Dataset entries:
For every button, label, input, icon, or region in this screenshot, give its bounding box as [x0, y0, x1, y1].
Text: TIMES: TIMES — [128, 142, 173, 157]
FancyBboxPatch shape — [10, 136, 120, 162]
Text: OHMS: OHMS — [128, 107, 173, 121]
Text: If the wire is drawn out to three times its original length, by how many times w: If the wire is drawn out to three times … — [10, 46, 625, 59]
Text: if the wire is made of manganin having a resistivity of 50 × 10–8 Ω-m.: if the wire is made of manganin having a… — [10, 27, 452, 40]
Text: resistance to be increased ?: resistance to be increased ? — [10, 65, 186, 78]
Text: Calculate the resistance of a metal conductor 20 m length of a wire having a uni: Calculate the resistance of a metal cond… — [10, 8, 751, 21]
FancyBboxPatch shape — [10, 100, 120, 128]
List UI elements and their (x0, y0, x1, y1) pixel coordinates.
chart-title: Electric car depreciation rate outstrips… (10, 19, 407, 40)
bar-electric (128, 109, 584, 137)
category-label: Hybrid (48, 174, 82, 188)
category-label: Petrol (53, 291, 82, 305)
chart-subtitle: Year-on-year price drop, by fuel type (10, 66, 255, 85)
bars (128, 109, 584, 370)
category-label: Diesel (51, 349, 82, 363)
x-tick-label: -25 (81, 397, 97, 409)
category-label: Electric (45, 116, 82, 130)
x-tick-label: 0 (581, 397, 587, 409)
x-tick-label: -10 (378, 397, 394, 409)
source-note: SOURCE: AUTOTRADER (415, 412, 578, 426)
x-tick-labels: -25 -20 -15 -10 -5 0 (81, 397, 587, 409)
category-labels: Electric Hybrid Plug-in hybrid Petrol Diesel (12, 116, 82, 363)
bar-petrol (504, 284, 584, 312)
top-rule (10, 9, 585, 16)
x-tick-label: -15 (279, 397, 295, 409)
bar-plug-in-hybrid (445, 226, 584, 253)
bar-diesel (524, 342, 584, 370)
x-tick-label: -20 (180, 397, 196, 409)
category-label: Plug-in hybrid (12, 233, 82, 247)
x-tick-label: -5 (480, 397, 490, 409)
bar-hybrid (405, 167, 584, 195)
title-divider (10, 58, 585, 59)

Set exercise -> Rewrite the listing with every "FancyBboxPatch shape" changed to "Rectangle shape", leaving all other text as it is.

Solution below ->
For every button, label, input, icon, or region in this screenshot, give its bounding box as [x0, y0, x1, y1].
Text: TIMES: TIMES — [128, 142, 173, 157]
Rectangle shape — [10, 136, 120, 162]
Text: OHMS: OHMS — [128, 107, 173, 121]
Text: If the wire is drawn out to three times its original length, by how many times w: If the wire is drawn out to three times … — [10, 46, 625, 59]
Text: if the wire is made of manganin having a resistivity of 50 × 10–8 Ω-m.: if the wire is made of manganin having a… — [10, 27, 452, 40]
Text: resistance to be increased ?: resistance to be increased ? — [10, 65, 186, 78]
Text: Calculate the resistance of a metal conductor 20 m length of a wire having a uni: Calculate the resistance of a metal cond… — [10, 8, 751, 21]
Rectangle shape — [10, 100, 120, 128]
List UI elements and their (x0, y0, x1, y1) pixel coordinates.
chart-title: Electric car depreciation rate outstrips… (10, 19, 407, 40)
bar-electric (128, 109, 584, 137)
category-label: Hybrid (48, 174, 82, 188)
category-label: Petrol (53, 291, 82, 305)
chart-subtitle: Year-on-year price drop, by fuel type (10, 66, 255, 85)
bars (128, 109, 584, 370)
category-label: Diesel (51, 349, 82, 363)
x-tick-label: -25 (81, 397, 97, 409)
category-label: Electric (45, 116, 82, 130)
x-tick-label: 0 (581, 397, 587, 409)
x-tick-label: -10 (378, 397, 394, 409)
source-note: SOURCE: AUTOTRADER (415, 412, 578, 426)
x-tick-labels: -25 -20 -15 -10 -5 0 (81, 397, 587, 409)
category-labels: Electric Hybrid Plug-in hybrid Petrol Diesel (12, 116, 82, 363)
bar-petrol (504, 284, 584, 312)
top-rule (10, 9, 585, 16)
x-tick-label: -15 (279, 397, 295, 409)
bar-plug-in-hybrid (445, 226, 584, 253)
bar-diesel (524, 342, 584, 370)
x-tick-label: -20 (180, 397, 196, 409)
category-label: Plug-in hybrid (12, 233, 82, 247)
x-tick-label: -5 (480, 397, 490, 409)
bar-hybrid (405, 167, 584, 195)
title-divider (10, 58, 585, 59)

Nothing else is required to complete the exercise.